Each entry has to be copied exactly, with nothing missed.
------
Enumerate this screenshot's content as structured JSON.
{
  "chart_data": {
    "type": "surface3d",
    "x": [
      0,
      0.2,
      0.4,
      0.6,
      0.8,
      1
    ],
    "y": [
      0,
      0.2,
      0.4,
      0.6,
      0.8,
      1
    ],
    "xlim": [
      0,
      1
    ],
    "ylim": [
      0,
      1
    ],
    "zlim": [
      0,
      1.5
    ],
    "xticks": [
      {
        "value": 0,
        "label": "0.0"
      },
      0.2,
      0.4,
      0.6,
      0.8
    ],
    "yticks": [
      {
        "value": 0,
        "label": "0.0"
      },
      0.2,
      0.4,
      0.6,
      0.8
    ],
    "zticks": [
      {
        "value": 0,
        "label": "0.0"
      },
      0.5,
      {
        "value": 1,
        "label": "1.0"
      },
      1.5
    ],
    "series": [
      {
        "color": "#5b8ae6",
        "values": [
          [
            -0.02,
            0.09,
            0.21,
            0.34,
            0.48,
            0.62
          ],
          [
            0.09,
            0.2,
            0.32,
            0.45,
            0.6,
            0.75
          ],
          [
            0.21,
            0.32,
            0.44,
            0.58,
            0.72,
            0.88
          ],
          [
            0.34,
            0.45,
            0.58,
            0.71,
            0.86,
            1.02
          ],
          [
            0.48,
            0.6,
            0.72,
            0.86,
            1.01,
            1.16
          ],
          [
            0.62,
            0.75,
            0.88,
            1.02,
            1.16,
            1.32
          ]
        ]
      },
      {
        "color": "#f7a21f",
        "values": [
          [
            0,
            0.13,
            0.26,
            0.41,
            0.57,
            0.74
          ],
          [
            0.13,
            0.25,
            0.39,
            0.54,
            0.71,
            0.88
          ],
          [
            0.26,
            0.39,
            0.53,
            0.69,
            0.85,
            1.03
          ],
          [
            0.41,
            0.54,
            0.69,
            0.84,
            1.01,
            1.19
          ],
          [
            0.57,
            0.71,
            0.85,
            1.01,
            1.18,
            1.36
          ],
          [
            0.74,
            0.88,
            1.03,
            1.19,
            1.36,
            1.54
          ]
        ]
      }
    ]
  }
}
------
### Task result
Enumerate this screenshot's content as structured JSON.
{
  "chart_data": {
    "type": "surface3d",
    "x": [
      0,
      0.2,
      0.4,
      0.6,
      0.8,
      1
    ],
    "y": [
      0,
      0.2,
      0.4,
      0.6,
      0.8,
      1
    ],
    "xlim": [
      0,
      1
    ],
    "ylim": [
      0,
      1
    ],
    "zlim": [
      0,
      1.5
    ],
    "xticks": [
      {
        "value": 0,
        "label": "0.0"
      },
      0.2,
      0.4,
      0.6,
      0.8
    ],
    "yticks": [
      {
        "value": 0,
        "label": "0.0"
      },
      0.2,
      0.4,
      0.6,
      0.8
    ],
    "zticks": [
      {
        "value": 0,
        "label": "0.0"
      },
      0.5,
      {
        "value": 1,
        "label": "1.0"
      },
      1.5
    ],
    "series": [
      {
        "color": "#5b8ae6",
        "values": [
          [
            -0.02,
            0.09,
            0.21,
            0.34,
            0.48,
            0.62
          ],
          [
            0.09,
            0.2,
            0.32,
            0.45,
            0.6,
            0.75
          ],
          [
            0.21,
            0.32,
            0.44,
            0.58,
            0.72,
            0.88
          ],
          [
            0.34,
            0.45,
            0.58,
            0.71,
            0.86,
            1.02
          ],
          [
            0.48,
            0.6,
            0.72,
            0.86,
            1.01,
            1.16
          ],
          [
            0.62,
            0.75,
            0.88,
            1.02,
            1.16,
            1.32
          ]
        ]
      },
      {
        "color": "#f7a21f",
        "values": [
          [
            0,
            0.13,
            0.26,
            0.41,
            0.57,
            0.74
          ],
          [
            0.13,
            0.25,
            0.39,
            0.54,
            0.71,
            0.88
          ],
          [
            0.26,
            0.39,
            0.53,
            0.69,
            0.85,
            1.03
          ],
          [
            0.41,
            0.54,
            0.69,
            0.84,
            1.01,
            1.19
          ],
          [
            0.57,
            0.71,
            0.85,
            1.01,
            1.18,
            1.36
          ],
          [
            0.74,
            0.88,
            1.03,
            1.19,
            1.36,
            1.54
          ]
        ]
      }
    ]
  }
}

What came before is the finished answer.